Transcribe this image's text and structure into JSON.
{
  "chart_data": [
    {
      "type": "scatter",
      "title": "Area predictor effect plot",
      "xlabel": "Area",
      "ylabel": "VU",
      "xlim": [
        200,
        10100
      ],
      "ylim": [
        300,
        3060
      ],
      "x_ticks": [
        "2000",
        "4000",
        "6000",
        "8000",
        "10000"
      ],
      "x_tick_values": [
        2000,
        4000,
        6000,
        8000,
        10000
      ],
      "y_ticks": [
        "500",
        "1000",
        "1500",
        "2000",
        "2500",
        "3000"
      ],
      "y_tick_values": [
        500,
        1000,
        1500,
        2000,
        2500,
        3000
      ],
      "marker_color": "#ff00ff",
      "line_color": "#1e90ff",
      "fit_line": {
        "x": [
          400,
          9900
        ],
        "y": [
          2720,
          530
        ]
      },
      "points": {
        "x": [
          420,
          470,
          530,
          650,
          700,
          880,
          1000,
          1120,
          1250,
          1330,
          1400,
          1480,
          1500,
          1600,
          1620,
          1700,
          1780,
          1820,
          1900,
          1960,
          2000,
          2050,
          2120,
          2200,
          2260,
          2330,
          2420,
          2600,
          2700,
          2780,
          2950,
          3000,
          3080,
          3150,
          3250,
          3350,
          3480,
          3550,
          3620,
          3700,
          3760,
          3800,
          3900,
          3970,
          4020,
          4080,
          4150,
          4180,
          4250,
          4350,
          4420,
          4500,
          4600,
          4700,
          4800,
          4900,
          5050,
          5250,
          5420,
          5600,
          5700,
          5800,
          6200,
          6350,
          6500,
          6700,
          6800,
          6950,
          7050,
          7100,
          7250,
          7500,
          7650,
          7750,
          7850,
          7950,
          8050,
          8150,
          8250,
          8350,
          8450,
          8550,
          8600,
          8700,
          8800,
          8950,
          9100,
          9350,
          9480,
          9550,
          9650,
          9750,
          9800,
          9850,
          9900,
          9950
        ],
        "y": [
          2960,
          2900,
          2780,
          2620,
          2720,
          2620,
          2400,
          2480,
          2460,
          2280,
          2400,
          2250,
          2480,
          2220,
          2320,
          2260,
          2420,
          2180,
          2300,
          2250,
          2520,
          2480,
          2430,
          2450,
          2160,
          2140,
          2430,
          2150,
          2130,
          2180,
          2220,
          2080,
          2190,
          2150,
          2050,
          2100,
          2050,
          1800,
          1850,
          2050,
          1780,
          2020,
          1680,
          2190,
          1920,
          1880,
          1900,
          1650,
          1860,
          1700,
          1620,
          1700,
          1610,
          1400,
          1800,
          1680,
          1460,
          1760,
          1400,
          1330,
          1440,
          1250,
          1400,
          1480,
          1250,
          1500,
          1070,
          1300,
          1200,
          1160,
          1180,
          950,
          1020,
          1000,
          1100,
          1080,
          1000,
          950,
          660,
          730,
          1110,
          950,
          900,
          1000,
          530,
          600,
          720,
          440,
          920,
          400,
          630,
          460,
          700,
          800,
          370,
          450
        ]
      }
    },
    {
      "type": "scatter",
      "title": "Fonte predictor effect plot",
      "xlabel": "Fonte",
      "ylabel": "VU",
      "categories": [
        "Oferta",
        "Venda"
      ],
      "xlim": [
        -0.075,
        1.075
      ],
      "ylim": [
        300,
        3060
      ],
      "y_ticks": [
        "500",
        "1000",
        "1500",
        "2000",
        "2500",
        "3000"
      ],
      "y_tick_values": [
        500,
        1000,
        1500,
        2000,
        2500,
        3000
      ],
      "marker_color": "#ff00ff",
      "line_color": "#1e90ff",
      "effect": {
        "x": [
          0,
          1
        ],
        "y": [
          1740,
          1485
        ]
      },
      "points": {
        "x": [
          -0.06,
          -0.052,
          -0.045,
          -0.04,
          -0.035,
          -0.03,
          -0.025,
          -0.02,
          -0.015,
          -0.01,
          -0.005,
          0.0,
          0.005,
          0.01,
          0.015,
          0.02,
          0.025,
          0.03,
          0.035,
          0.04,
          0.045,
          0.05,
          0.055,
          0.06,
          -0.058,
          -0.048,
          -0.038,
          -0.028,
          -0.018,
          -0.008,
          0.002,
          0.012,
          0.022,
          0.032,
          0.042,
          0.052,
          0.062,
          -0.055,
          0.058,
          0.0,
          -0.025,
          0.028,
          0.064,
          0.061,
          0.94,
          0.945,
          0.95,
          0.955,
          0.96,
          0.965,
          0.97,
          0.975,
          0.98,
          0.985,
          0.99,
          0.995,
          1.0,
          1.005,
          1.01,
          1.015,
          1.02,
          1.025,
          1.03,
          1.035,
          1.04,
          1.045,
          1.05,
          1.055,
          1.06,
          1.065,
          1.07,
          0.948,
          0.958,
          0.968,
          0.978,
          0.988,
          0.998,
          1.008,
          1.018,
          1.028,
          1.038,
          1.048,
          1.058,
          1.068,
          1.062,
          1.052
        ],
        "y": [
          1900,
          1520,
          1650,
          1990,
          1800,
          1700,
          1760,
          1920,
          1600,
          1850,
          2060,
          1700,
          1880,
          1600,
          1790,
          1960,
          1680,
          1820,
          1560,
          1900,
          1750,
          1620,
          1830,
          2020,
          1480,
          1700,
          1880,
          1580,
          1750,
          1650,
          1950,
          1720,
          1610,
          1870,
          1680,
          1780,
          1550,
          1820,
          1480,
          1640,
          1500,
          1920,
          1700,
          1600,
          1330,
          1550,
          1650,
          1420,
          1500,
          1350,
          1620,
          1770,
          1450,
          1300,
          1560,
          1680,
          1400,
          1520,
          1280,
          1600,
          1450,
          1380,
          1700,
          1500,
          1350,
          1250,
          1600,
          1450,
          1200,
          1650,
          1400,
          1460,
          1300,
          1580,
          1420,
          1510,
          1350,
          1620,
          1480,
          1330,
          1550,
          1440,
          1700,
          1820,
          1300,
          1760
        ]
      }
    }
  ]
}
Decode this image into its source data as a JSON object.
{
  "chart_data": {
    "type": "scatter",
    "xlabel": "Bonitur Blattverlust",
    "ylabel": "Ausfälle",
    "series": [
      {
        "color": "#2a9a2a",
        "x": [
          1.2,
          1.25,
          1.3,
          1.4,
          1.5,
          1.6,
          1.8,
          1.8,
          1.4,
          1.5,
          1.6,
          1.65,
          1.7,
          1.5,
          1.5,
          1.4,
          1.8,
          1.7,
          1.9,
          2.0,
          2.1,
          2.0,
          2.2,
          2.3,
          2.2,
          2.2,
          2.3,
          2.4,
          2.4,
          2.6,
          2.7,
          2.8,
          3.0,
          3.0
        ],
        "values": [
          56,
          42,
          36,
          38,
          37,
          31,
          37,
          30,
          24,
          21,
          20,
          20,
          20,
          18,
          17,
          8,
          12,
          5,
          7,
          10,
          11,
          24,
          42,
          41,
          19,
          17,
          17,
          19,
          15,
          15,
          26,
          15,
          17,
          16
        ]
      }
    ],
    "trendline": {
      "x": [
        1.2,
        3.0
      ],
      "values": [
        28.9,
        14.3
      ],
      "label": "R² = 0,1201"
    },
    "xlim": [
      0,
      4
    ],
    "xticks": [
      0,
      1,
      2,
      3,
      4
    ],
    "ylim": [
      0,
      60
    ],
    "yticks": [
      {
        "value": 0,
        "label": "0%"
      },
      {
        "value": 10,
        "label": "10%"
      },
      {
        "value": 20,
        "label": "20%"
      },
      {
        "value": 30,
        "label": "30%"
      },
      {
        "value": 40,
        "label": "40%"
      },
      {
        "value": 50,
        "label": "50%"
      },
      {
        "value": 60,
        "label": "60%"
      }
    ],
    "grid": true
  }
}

======

**Exercise task**. Recopy all the lines exactly as they appear.

**Final answer**.
Transcribe this image's text and structure into JSON.
{
  "chart_data": [
    {
      "type": "scatter",
      "title": "Area predictor effect plot",
      "xlabel": "Area",
      "ylabel": "VU",
      "xlim": [
        200,
        10100
      ],
      "ylim": [
        300,
        3060
      ],
      "x_ticks": [
        "2000",
        "4000",
        "6000",
        "8000",
        "10000"
      ],
      "x_tick_values": [
        2000,
        4000,
        6000,
        8000,
        10000
      ],
      "y_ticks": [
        "500",
        "1000",
        "1500",
        "2000",
        "2500",
        "3000"
      ],
      "y_tick_values": [
        500,
        1000,
        1500,
        2000,
        2500,
        3000
      ],
      "marker_color": "#ff00ff",
      "line_color": "#1e90ff",
      "fit_line": {
        "x": [
          400,
          9900
        ],
        "y": [
          2720,
          530
        ]
      },
      "points": {
        "x": [
          420,
          470,
          530,
          650,
          700,
          880,
          1000,
          1120,
          1250,
          1330,
          1400,
          1480,
          1500,
          1600,
          1620,
          1700,
          1780,
          1820,
          1900,
          1960,
          2000,
          2050,
          2120,
          2200,
          2260,
          2330,
          2420,
          2600,
          2700,
          2780,
          2950,
          3000,
          3080,
          3150,
          3250,
          3350,
          3480,
          3550,
          3620,
          3700,
          3760,
          3800,
          3900,
          3970,
          4020,
          4080,
          4150,
          4180,
          4250,
          4350,
          4420,
          4500,
          4600,
          4700,
          4800,
          4900,
          5050,
          5250,
          5420,
          5600,
          5700,
          5800,
          6200,
          6350,
          6500,
          6700,
          6800,
          6950,
          7050,
          7100,
          7250,
          7500,
          7650,
          7750,
          7850,
          7950,
          8050,
          8150,
          8250,
          8350,
          8450,
          8550,
          8600,
          8700,
          8800,
          8950,
          9100,
          9350,
          9480,
          9550,
          9650,
          9750,
          9800,
          9850,
          9900,
          9950
        ],
        "y": [
          2960,
          2900,
          2780,
          2620,
          2720,
          2620,
          2400,
          2480,
          2460,
          2280,
          2400,
          2250,
          2480,
          2220,
          2320,
          2260,
          2420,
          2180,
          2300,
          2250,
          2520,
          2480,
          2430,
          2450,
          2160,
          2140,
          2430,
          2150,
          2130,
          2180,
          2220,
          2080,
          2190,
          2150,
          2050,
          2100,
          2050,
          1800,
          1850,
          2050,
          1780,
          2020,
          1680,
          2190,
          1920,
          1880,
          1900,
          1650,
          1860,
          1700,
          1620,
          1700,
          1610,
          1400,
          1800,
          1680,
          1460,
          1760,
          1400,
          1330,
          1440,
          1250,
          1400,
          1480,
          1250,
          1500,
          1070,
          1300,
          1200,
          1160,
          1180,
          950,
          1020,
          1000,
          1100,
          1080,
          1000,
          950,
          660,
          730,
          1110,
          950,
          900,
          1000,
          530,
          600,
          720,
          440,
          920,
          400,
          630,
          460,
          700,
          800,
          370,
          450
        ]
      }
    },
    {
      "type": "scatter",
      "title": "Fonte predictor effect plot",
      "xlabel": "Fonte",
      "ylabel": "VU",
      "categories": [
        "Oferta",
        "Venda"
      ],
      "xlim": [
        -0.075,
        1.075
      ],
      "ylim": [
        300,
        3060
      ],
      "y_ticks": [
        "500",
        "1000",
        "1500",
        "2000",
        "2500",
        "3000"
      ],
      "y_tick_values": [
        500,
        1000,
        1500,
        2000,
        2500,
        3000
      ],
      "marker_color": "#ff00ff",
      "line_color": "#1e90ff",
      "effect": {
        "x": [
          0,
          1
        ],
        "y": [
          1740,
          1485
        ]
      },
      "points": {
        "x": [
          -0.06,
          -0.052,
          -0.045,
          -0.04,
          -0.035,
          -0.03,
          -0.025,
          -0.02,
          -0.015,
          -0.01,
          -0.005,
          0.0,
          0.005,
          0.01,
          0.015,
          0.02,
          0.025,
          0.03,
          0.035,
          0.04,
          0.045,
          0.05,
          0.055,
          0.06,
          -0.058,
          -0.048,
          -0.038,
          -0.028,
          -0.018,
          -0.008,
          0.002,
          0.012,
          0.022,
          0.032,
          0.042,
          0.052,
          0.062,
          -0.055,
          0.058,
          0.0,
          -0.025,
          0.028,
          0.064,
          0.061,
          0.94,
          0.945,
          0.95,
          0.955,
          0.96,
          0.965,
          0.97,
          0.975,
          0.98,
          0.985,
          0.99,
          0.995,
          1.0,
          1.005,
          1.01,
          1.015,
          1.02,
          1.025,
          1.03,
          1.035,
          1.04,
          1.045,
          1.05,
          1.055,
          1.06,
          1.065,
          1.07,
          0.948,
          0.958,
          0.968,
          0.978,
          0.988,
          0.998,
          1.008,
          1.018,
          1.028,
          1.038,
          1.048,
          1.058,
          1.068,
          1.062,
          1.052
        ],
        "y": [
          1900,
          1520,
          1650,
          1990,
          1800,
          1700,
          1760,
          1920,
          1600,
          1850,
          2060,
          1700,
          1880,
          1600,
          1790,
          1960,
          1680,
          1820,
          1560,
          1900,
          1750,
          1620,
          1830,
          2020,
          1480,
          1700,
          1880,
          1580,
          1750,
          1650,
          1950,
          1720,
          1610,
          1870,
          1680,
          1780,
          1550,
          1820,
          1480,
          1640,
          1500,
          1920,
          1700,
          1600,
          1330,
          1550,
          1650,
          1420,
          1500,
          1350,
          1620,
          1770,
          1450,
          1300,
          1560,
          1680,
          1400,
          1520,
          1280,
          1600,
          1450,
          1380,
          1700,
          1500,
          1350,
          1250,
          1600,
          1450,
          1200,
          1650,
          1400,
          1460,
          1300,
          1580,
          1420,
          1510,
          1350,
          1620,
          1480,
          1330,
          1550,
          1440,
          1700,
          1820,
          1300,
          1760
        ]
      }
    }
  ]
}
Decode this image into its source data as a JSON object.
{
  "chart_data": {
    "type": "scatter",
    "xlabel": "Bonitur Blattverlust",
    "ylabel": "Ausfälle",
    "series": [
      {
        "color": "#2a9a2a",
        "x": [
          1.2,
          1.25,
          1.3,
          1.4,
          1.5,
          1.6,
          1.8,
          1.8,
          1.4,
          1.5,
          1.6,
          1.65,
          1.7,
          1.5,
          1.5,
          1.4,
          1.8,
          1.7,
          1.9,
          2.0,
          2.1,
          2.0,
          2.2,
          2.3,
          2.2,
          2.2,
          2.3,
          2.4,
          2.4,
          2.6,
          2.7,
          2.8,
          3.0,
          3.0
        ],
        "values": [
          56,
          42,
          36,
          38,
          37,
          31,
          37,
          30,
          24,
          21,
          20,
          20,
          20,
          18,
          17,
          8,
          12,
          5,
          7,
          10,
          11,
          24,
          42,
          41,
          19,
          17,
          17,
          19,
          15,
          15,
          26,
          15,
          17,
          16
        ]
      }
    ],
    "trendline": {
      "x": [
        1.2,
        3.0
      ],
      "values": [
        28.9,
        14.3
      ],
      "label": "R² = 0,1201"
    },
    "xlim": [
      0,
      4
    ],
    "xticks": [
      0,
      1,
      2,
      3,
      4
    ],
    "ylim": [
      0,
      60
    ],
    "yticks": [
      {
        "value": 0,
        "label": "0%"
      },
      {
        "value": 10,
        "label": "10%"
      },
      {
        "value": 20,
        "label": "20%"
      },
      {
        "value": 30,
        "label": "30%"
      },
      {
        "value": 40,
        "label": "40%"
      },
      {
        "value": 50,
        "label": "50%"
      },
      {
        "value": 60,
        "label": "60%"
      }
    ],
    "grid": true
  }
}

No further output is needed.